YOUR INSTRUCTIONS: Check the listing below line by line and report how many lines hold "kolomkop", with no other words.

..........

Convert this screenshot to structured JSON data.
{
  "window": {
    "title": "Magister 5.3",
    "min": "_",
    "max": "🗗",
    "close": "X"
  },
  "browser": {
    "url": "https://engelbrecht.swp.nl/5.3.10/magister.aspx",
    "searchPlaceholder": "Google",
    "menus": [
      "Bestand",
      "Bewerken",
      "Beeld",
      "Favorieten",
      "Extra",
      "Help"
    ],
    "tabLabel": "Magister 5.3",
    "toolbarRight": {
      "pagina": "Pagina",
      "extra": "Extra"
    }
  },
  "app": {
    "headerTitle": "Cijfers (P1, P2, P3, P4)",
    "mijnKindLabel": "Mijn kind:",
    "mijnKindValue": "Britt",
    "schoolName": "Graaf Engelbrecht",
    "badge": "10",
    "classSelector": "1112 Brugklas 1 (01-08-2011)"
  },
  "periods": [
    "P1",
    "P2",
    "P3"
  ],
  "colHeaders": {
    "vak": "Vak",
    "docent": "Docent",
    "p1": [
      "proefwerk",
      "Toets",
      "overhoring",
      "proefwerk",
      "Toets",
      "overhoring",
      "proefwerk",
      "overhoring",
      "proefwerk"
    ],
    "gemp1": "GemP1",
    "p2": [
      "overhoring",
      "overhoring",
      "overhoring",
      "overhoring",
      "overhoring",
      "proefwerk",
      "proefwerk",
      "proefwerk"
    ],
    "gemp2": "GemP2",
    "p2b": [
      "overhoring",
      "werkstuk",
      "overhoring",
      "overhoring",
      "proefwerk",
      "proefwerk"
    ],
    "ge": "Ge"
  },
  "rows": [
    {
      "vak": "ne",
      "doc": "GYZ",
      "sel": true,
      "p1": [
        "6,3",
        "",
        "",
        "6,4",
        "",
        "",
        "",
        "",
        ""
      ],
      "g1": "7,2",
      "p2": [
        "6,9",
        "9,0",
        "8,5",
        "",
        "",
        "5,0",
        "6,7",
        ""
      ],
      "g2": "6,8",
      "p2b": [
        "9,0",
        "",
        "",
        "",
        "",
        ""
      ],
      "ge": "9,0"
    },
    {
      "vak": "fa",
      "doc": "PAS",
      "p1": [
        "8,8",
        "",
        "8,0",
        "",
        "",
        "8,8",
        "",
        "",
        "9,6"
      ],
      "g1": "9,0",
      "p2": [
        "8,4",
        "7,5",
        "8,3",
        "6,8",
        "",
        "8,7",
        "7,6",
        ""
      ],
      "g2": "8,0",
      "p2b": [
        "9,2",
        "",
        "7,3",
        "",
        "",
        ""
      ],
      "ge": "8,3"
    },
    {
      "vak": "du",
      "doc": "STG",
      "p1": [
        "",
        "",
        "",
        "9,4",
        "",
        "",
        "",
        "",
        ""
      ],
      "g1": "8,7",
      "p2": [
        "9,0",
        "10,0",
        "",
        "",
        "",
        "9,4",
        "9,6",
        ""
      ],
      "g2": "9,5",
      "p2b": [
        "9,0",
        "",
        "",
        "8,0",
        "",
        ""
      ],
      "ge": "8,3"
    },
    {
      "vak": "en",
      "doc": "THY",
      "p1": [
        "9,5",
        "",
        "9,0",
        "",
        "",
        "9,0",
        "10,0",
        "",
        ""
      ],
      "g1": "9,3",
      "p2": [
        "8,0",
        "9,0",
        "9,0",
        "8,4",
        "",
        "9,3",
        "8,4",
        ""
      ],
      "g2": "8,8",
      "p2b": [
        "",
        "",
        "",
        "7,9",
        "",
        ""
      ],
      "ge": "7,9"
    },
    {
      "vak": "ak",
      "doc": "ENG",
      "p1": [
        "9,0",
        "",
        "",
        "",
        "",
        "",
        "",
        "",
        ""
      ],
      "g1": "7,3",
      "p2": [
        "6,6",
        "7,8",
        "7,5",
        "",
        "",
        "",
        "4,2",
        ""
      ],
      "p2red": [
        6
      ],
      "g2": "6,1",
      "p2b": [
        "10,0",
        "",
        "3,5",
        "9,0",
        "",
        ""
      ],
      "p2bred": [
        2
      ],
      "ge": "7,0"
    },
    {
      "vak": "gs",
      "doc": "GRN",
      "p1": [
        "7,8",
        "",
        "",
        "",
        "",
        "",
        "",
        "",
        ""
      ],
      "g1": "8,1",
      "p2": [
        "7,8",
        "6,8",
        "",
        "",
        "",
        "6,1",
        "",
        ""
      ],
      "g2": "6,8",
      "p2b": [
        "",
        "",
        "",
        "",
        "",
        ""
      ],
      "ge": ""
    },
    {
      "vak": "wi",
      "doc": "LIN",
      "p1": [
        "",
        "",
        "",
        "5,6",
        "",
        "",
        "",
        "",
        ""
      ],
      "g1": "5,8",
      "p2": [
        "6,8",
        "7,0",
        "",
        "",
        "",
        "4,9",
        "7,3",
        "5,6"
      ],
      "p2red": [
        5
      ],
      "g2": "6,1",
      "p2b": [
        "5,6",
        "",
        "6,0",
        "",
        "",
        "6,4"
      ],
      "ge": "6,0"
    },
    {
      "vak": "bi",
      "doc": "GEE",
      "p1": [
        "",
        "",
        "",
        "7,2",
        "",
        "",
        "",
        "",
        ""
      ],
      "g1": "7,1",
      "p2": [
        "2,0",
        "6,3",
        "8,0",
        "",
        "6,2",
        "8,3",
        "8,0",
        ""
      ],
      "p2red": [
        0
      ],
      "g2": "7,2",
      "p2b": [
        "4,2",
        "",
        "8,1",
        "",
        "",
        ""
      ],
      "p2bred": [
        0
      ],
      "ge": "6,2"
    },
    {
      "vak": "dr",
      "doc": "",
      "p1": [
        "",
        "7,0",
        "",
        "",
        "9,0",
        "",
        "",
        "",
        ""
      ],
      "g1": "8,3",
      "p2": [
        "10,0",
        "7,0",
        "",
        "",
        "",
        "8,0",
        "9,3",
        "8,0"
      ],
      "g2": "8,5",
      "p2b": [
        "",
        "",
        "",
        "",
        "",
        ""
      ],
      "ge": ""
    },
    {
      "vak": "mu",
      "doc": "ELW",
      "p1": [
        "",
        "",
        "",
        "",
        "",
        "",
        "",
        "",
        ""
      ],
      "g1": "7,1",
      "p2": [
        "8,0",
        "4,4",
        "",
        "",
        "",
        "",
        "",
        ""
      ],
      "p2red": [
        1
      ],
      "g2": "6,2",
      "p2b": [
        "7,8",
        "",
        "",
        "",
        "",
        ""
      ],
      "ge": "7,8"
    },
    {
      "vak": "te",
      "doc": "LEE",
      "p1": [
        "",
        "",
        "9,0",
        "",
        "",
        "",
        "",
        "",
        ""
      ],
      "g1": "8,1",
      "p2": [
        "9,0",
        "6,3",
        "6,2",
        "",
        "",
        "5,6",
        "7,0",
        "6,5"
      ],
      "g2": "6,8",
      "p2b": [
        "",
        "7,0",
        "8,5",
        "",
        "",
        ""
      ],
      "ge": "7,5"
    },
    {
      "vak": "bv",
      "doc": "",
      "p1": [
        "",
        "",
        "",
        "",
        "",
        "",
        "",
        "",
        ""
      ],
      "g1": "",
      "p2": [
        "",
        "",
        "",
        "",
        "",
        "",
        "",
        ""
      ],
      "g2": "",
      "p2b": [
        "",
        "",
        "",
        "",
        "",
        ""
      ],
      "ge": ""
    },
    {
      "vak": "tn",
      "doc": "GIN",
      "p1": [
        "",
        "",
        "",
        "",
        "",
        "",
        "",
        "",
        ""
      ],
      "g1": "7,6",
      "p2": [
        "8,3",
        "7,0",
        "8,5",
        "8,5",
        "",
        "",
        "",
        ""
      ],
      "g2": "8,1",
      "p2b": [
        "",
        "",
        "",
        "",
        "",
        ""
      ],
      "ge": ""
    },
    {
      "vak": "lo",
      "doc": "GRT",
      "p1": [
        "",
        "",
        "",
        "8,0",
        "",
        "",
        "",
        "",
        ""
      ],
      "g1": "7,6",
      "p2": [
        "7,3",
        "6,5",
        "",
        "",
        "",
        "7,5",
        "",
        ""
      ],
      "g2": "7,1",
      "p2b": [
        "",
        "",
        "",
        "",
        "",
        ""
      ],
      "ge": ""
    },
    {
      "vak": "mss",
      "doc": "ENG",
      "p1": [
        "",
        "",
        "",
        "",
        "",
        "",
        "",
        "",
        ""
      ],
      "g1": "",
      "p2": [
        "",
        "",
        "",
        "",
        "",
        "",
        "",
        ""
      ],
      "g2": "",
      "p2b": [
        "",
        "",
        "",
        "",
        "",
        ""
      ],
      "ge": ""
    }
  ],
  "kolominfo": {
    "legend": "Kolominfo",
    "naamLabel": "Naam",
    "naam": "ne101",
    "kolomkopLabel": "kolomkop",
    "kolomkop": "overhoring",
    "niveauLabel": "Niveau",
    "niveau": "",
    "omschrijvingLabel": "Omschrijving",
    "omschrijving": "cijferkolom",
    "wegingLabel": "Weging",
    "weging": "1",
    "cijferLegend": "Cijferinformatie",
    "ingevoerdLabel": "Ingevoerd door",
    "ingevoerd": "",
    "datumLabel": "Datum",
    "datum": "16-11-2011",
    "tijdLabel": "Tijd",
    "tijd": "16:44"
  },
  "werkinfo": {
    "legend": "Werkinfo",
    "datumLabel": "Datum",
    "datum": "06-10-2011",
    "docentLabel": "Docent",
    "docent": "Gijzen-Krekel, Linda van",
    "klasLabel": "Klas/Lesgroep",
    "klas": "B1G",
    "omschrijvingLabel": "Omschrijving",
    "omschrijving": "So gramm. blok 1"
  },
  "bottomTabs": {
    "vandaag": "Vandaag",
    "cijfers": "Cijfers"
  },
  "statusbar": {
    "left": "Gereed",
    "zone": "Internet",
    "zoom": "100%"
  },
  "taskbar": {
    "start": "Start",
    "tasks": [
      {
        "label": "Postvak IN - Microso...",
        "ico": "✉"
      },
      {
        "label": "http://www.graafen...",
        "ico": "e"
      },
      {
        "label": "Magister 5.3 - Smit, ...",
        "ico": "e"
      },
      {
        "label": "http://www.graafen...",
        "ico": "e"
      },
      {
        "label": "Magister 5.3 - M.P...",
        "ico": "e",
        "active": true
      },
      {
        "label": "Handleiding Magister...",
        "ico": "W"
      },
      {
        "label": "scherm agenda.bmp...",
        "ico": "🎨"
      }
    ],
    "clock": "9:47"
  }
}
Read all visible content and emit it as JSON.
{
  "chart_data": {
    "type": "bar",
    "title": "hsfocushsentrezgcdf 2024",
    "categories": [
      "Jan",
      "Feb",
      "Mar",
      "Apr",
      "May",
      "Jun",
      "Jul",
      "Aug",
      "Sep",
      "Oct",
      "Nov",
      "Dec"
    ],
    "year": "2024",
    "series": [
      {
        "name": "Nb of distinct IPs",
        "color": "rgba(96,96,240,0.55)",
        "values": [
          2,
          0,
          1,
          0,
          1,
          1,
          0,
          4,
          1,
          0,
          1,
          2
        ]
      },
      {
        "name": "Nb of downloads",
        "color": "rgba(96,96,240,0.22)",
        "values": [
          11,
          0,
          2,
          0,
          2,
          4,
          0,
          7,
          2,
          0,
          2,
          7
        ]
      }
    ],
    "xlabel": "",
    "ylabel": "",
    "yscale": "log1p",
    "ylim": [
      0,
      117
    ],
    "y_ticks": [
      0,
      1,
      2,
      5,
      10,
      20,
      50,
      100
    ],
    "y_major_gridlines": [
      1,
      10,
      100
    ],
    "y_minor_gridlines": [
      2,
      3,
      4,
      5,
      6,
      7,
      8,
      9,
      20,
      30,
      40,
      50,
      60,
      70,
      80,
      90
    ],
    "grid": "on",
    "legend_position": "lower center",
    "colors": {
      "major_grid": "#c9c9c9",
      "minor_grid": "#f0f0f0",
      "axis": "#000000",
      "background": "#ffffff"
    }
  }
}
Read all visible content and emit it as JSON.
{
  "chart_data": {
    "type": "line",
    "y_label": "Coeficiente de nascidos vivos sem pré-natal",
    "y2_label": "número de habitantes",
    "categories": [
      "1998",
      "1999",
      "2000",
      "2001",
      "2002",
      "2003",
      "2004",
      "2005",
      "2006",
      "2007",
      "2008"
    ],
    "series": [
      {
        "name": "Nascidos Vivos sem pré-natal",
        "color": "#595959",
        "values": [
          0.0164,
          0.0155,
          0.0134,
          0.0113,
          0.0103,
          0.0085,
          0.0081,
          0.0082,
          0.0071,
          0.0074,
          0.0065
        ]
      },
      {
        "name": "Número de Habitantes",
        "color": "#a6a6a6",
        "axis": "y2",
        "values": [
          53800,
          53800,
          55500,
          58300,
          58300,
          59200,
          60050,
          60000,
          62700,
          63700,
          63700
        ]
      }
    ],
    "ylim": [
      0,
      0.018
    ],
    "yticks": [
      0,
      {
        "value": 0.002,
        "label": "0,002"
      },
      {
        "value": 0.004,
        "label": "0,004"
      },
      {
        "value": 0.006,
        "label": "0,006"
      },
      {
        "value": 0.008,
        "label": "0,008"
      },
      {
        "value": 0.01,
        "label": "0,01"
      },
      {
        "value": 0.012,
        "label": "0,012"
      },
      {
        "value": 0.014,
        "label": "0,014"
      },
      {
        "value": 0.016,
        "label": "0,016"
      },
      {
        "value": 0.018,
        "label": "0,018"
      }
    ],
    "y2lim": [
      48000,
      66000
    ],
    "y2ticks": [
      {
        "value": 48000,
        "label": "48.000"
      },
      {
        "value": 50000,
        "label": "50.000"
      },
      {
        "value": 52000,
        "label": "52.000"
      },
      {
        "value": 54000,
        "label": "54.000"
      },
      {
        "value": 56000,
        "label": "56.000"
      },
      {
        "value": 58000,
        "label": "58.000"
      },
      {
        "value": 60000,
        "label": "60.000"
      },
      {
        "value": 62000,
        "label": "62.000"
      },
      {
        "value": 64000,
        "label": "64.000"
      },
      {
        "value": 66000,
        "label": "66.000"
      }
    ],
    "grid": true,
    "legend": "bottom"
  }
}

..........

THE REPLY: 2